[Short problem]
Extract the complete listing and output it unchanged.

[Provided records]
%%

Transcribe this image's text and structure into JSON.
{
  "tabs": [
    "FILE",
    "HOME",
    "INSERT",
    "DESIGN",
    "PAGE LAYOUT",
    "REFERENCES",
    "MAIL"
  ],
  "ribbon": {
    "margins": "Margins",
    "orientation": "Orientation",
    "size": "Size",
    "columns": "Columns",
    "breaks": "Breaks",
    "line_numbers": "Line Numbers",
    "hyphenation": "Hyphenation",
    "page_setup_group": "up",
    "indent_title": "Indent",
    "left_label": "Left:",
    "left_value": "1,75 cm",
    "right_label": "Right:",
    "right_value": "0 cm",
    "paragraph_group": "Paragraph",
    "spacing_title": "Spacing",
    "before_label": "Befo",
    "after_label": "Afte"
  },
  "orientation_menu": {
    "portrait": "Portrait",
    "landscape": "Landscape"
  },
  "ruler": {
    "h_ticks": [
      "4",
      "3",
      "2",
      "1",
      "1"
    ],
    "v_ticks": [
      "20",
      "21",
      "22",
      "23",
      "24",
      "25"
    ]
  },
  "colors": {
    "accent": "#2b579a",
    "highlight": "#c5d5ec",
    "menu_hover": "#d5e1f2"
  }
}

%%

[Response to the exercise]
Transcribe this image's text and structure into JSON.
{
  "tabs": [
    "FILE",
    "HOME",
    "INSERT",
    "DESIGN",
    "PAGE LAYOUT",
    "REFERENCES",
    "MAIL"
  ],
  "ribbon": {
    "margins": "Margins",
    "orientation": "Orientation",
    "size": "Size",
    "columns": "Columns",
    "breaks": "Breaks",
    "line_numbers": "Line Numbers",
    "hyphenation": "Hyphenation",
    "page_setup_group": "up",
    "indent_title": "Indent",
    "left_label": "Left:",
    "left_value": "1,75 cm",
    "right_label": "Right:",
    "right_value": "0 cm",
    "paragraph_group": "Paragraph",
    "spacing_title": "Spacing",
    "before_label": "Befo",
    "after_label": "Afte"
  },
  "orientation_menu": {
    "portrait": "Portrait",
    "landscape": "Landscape"
  },
  "ruler": {
    "h_ticks": [
      "4",
      "3",
      "2",
      "1",
      "1"
    ],
    "v_ticks": [
      "20",
      "21",
      "22",
      "23",
      "24",
      "25"
    ]
  },
  "colors": {
    "accent": "#2b579a",
    "highlight": "#c5d5ec",
    "menu_hover": "#d5e1f2"
  }
}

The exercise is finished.